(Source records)
━━━━━━━━━━━━━━━━━━━━

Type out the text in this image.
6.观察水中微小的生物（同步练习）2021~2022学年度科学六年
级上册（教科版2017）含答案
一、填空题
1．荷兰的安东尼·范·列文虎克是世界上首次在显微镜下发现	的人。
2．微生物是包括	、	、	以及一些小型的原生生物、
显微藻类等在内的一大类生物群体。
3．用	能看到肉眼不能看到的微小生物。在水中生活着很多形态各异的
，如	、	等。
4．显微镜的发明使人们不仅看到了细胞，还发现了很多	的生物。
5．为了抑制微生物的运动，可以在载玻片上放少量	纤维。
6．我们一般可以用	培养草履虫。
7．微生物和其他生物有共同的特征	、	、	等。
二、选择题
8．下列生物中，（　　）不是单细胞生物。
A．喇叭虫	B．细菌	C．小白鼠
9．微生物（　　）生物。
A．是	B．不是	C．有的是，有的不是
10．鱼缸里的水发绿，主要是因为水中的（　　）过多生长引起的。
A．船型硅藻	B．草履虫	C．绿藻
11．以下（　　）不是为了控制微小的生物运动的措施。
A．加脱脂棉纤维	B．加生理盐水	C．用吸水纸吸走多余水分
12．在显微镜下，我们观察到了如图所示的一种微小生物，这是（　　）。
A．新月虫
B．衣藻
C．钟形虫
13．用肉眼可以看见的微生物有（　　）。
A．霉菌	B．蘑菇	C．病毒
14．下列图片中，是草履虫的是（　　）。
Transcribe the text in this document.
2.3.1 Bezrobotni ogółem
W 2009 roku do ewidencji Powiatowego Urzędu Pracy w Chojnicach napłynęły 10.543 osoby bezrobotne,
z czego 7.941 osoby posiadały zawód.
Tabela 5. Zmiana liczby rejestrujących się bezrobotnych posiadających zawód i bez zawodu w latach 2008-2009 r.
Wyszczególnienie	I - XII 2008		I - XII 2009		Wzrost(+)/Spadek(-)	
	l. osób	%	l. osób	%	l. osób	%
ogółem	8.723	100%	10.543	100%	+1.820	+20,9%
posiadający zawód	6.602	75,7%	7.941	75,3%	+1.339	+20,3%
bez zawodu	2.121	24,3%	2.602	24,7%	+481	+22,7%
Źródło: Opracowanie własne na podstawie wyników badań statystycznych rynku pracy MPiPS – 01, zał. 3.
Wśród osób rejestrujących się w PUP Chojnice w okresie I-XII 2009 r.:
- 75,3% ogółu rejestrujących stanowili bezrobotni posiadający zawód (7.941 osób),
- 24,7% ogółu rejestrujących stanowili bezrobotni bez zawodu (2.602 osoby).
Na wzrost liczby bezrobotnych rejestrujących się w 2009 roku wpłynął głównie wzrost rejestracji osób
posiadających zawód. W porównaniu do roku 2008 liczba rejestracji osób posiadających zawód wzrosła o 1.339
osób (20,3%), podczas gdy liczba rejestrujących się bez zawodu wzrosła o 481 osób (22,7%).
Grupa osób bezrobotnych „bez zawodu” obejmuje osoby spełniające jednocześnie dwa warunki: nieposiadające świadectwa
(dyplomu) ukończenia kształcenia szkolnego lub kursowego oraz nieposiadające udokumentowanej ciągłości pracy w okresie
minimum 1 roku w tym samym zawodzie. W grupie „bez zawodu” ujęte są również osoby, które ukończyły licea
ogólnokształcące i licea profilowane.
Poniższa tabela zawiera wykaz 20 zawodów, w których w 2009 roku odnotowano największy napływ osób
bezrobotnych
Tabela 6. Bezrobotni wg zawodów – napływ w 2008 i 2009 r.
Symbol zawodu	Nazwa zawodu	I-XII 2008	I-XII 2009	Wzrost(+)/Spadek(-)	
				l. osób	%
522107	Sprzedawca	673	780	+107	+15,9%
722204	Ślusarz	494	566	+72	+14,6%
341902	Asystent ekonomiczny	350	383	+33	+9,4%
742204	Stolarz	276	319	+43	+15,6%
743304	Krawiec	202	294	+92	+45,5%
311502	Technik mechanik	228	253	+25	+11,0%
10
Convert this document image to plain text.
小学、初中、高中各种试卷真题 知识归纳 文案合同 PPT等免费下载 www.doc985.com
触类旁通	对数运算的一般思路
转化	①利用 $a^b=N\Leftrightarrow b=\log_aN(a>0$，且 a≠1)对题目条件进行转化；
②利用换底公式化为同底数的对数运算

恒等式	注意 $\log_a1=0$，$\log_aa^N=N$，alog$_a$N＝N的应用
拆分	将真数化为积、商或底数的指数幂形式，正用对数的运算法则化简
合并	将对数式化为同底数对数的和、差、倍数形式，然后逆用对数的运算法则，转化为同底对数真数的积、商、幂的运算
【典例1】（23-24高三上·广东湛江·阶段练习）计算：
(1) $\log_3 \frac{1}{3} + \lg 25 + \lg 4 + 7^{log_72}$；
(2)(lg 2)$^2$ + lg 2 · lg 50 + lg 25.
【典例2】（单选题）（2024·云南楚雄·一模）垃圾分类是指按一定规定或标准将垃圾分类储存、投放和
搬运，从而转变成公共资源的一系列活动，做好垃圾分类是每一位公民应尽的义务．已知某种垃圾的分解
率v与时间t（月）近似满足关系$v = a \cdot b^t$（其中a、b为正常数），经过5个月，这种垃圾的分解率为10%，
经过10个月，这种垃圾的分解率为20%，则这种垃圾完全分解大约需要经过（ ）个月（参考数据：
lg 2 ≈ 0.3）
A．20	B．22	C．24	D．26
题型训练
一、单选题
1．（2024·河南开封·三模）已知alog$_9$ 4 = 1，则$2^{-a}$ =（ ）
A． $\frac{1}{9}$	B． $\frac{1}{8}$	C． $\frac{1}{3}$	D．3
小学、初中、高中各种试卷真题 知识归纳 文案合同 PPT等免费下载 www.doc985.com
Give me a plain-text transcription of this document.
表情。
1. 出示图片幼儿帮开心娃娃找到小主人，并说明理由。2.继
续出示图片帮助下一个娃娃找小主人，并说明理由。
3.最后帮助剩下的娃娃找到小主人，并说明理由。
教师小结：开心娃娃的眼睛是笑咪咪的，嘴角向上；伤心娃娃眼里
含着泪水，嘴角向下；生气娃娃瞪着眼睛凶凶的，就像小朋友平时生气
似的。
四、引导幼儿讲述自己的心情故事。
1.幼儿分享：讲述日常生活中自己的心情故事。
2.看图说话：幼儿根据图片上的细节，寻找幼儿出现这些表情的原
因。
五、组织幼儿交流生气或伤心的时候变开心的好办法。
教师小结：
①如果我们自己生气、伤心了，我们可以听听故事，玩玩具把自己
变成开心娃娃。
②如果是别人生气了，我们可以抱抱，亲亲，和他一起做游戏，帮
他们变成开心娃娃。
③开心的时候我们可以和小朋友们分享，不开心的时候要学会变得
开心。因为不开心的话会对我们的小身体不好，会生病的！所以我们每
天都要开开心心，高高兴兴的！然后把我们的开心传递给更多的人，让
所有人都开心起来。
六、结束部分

━━━━━━━━━━━━━━━━━━━━

#### TASK STATEMENT:
From the entries above, copy every line containing the word "nieposiadające".

#### WORKED SOLUTION:
Grupa osób bezrobotnych „bez zawodu” obejmuje osoby spełniające jednocześnie dwa warunki: nieposiadające świadectwa
(dyplomu) ukończenia kształcenia szkolnego lub kursowego oraz nieposiadające udokumentowanej ciągłości pracy w okresie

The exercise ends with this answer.